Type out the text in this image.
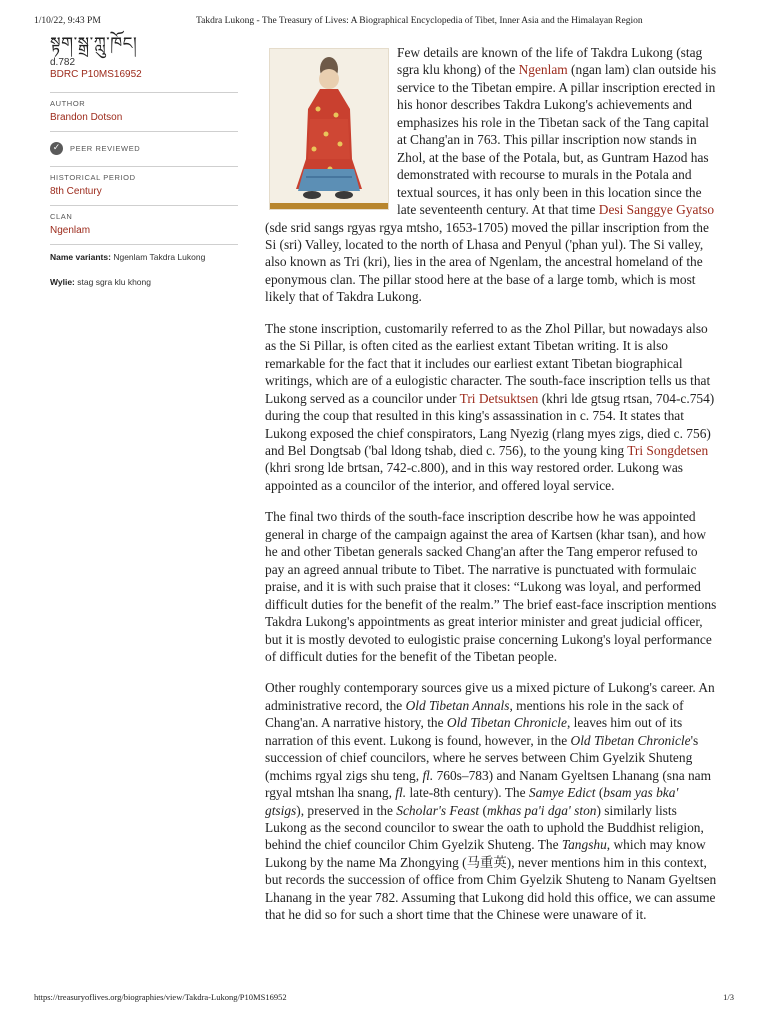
1/10/22, 9:43 PM	Takdra Lukong - The Treasury of Lives: A Biographical Encyclopedia of Tibet, Inner Asia and the Himalayan Region
སྟག་སྒྲ་ཀླུ་ཁོང།
d.782
BDRC P10MS16952
AUTHOR
Brandon Dotson
✓	PEER REVIEWED
HISTORICAL PERIOD
8th Century
CLAN
Ngenlam
Name variants: Ngenlam Takdra Lukong
Wylie: stag sgra klu khong

Few details are known of the life of Takdra Lukong (stag sgra klu khong) of the Ngenlam (ngan lam) clan outside his service to the Tibetan empire. A pillar inscription erected in his honor describes Takdra Lukong's achievements and emphasizes his role in the Tibetan sack of the Tang capital at Chang'an in 763. This pillar inscription now stands in Zhol, at the base of the Potala, but, as Guntram Hazod has demonstrated with recourse to murals in the Potala and textual sources, it has only been in this location since the late seventeenth century. At that time Desi Sanggye Gyatso (sde srid sangs rgyas rgya mtsho, 1653-1705) moved the pillar inscription from the Si (sri) Valley, located to the north of Lhasa and Penyul ('phan yul). The Si valley, also known as Tri (kri), lies in the area of Ngenlam, the ancestral homeland of the eponymous clan. The pillar stood here at the base of a large tomb, which is most likely that of Takdra Lukong.

The stone inscription, customarily referred to as the Zhol Pillar, but nowadays also as the Si Pillar, is often cited as the earliest extant Tibetan writing. It is also remarkable for the fact that it includes our earliest extant Tibetan biographical writings, which are of a eulogistic character. The south-face inscription tells us that Lukong served as a councilor under Tri Detsuktsen (khri lde gtsug rtsan, 704-c.754) during the coup that resulted in this king's assassination in c. 754. It states that Lukong exposed the chief conspirators, Lang Nyezig (rlang myes zigs, died c. 756) and Bel Dongtsab ('bal ldong tshab, died c. 756), to the young king Tri Songdetsen (khri srong lde brtsan, 742-c.800), and in this way restored order. Lukong was appointed as a councilor of the interior, and offered loyal service.

The final two thirds of the south-face inscription describe how he was appointed general in charge of the campaign against the area of Kartsen (khar tsan), and how he and other Tibetan generals sacked Chang'an after the Tang emperor refused to pay an agreed annual tribute to Tibet. The narrative is punctuated with formulaic praise, and it is with such praise that it closes: “Lukong was loyal, and performed difficult duties for the benefit of the realm.” The brief east-face inscription mentions Takdra Lukong's appointments as great interior minister and great judicial officer, but it is mostly devoted to eulogistic praise concerning Lukong's loyal performance of difficult duties for the benefit of the Tibetan people.

Other roughly contemporary sources give us a mixed picture of Lukong's career. An administrative record, the Old Tibetan Annals, mentions his role in the sack of Chang'an. A narrative history, the Old Tibetan Chronicle, leaves him out of its narration of this event. Lukong is found, however, in the Old Tibetan Chronicle's succession of chief councilors, where he serves between Chim Gyelzik Shuteng (mchims rgyal zigs shu teng, fl. 760s–783) and Nanam Gyeltsen Lhanang (sna nam rgyal mtshan lha snang, fl. late-8th century). The Samye Edict (bsam yas bka' gtsigs), preserved in the Scholar's Feast (mkhas pa'i dga' ston) similarly lists Lukong as the second councilor to swear the oath to uphold the Buddhist religion, behind the chief councilor Chim Gyelzik Shuteng. The Tangshu, which may know Lukong by the name Ma Zhongying (马重英), never mentions him in this context, but records the succession of office from Chim Gyelzik Shuteng to Nanam Gyeltsen Lhanang in the year 782. Assuming that Lukong did hold this office, we can assume that he did so for such a short time that the Chinese were unaware of it.

https://treasuryoflives.org/biographies/view/Takdra-Lukong/P10MS16952	1/3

==*==

• _Task directions_: With the pictures omitted, reproduce the records in full and exactly.

• _Right answer_:
Type out the text in this image.
1/10/22, 9:43 PM	Takdra Lukong - The Treasury of Lives: A Biographical Encyclopedia of Tibet, Inner Asia and the Himalayan Region
སྟག་སྒྲ་ཀླུ་ཁོང།
d.782
BDRC P10MS16952
AUTHOR
Brandon Dotson
✓	PEER REVIEWED
HISTORICAL PERIOD
8th Century
CLAN
Ngenlam
Name variants: Ngenlam Takdra Lukong
Wylie: stag sgra klu khong

Few details are known of the life of Takdra Lukong (stag sgra klu khong) of the Ngenlam (ngan lam) clan outside his service to the Tibetan empire. A pillar inscription erected in his honor describes Takdra Lukong's achievements and emphasizes his role in the Tibetan sack of the Tang capital at Chang'an in 763. This pillar inscription now stands in Zhol, at the base of the Potala, but, as Guntram Hazod has demonstrated with recourse to murals in the Potala and textual sources, it has only been in this location since the late seventeenth century. At that time Desi Sanggye Gyatso (sde srid sangs rgyas rgya mtsho, 1653-1705) moved the pillar inscription from the Si (sri) Valley, located to the north of Lhasa and Penyul ('phan yul). The Si valley, also known as Tri (kri), lies in the area of Ngenlam, the ancestral homeland of the eponymous clan. The pillar stood here at the base of a large tomb, which is most likely that of Takdra Lukong.

The stone inscription, customarily referred to as the Zhol Pillar, but nowadays also as the Si Pillar, is often cited as the earliest extant Tibetan writing. It is also remarkable for the fact that it includes our earliest extant Tibetan biographical writings, which are of a eulogistic character. The south-face inscription tells us that Lukong served as a councilor under Tri Detsuktsen (khri lde gtsug rtsan, 704-c.754) during the coup that resulted in this king's assassination in c. 754. It states that Lukong exposed the chief conspirators, Lang Nyezig (rlang myes zigs, died c. 756) and Bel Dongtsab ('bal ldong tshab, died c. 756), to the young king Tri Songdetsen (khri srong lde brtsan, 742-c.800), and in this way restored order. Lukong was appointed as a councilor of the interior, and offered loyal service.

The final two thirds of the south-face inscription describe how he was appointed general in charge of the campaign against the area of Kartsen (khar tsan), and how he and other Tibetan generals sacked Chang'an after the Tang emperor refused to pay an agreed annual tribute to Tibet. The narrative is punctuated with formulaic praise, and it is with such praise that it closes: “Lukong was loyal, and performed difficult duties for the benefit of the realm.” The brief east-face inscription mentions Takdra Lukong's appointments as great interior minister and great judicial officer, but it is mostly devoted to eulogistic praise concerning Lukong's loyal performance of difficult duties for the benefit of the Tibetan people.

Other roughly contemporary sources give us a mixed picture of Lukong's career. An administrative record, the Old Tibetan Annals, mentions his role in the sack of Chang'an. A narrative history, the Old Tibetan Chronicle, leaves him out of its narration of this event. Lukong is found, however, in the Old Tibetan Chronicle's succession of chief councilors, where he serves between Chim Gyelzik Shuteng (mchims rgyal zigs shu teng, fl. 760s–783) and Nanam Gyeltsen Lhanang (sna nam rgyal mtshan lha snang, fl. late-8th century). The Samye Edict (bsam yas bka' gtsigs), preserved in the Scholar's Feast (mkhas pa'i dga' ston) similarly lists Lukong as the second councilor to swear the oath to uphold the Buddhist religion, behind the chief councilor Chim Gyelzik Shuteng. The Tangshu, which may know Lukong by the name Ma Zhongying (马重英), never mentions him in this context, but records the succession of office from Chim Gyelzik Shuteng to Nanam Gyeltsen Lhanang in the year 782. Assuming that Lukong did hold this office, we can assume that he did so for such a short time that the Chinese were unaware of it.

https://treasuryoflives.org/biographies/view/Takdra-Lukong/P10MS16952	1/3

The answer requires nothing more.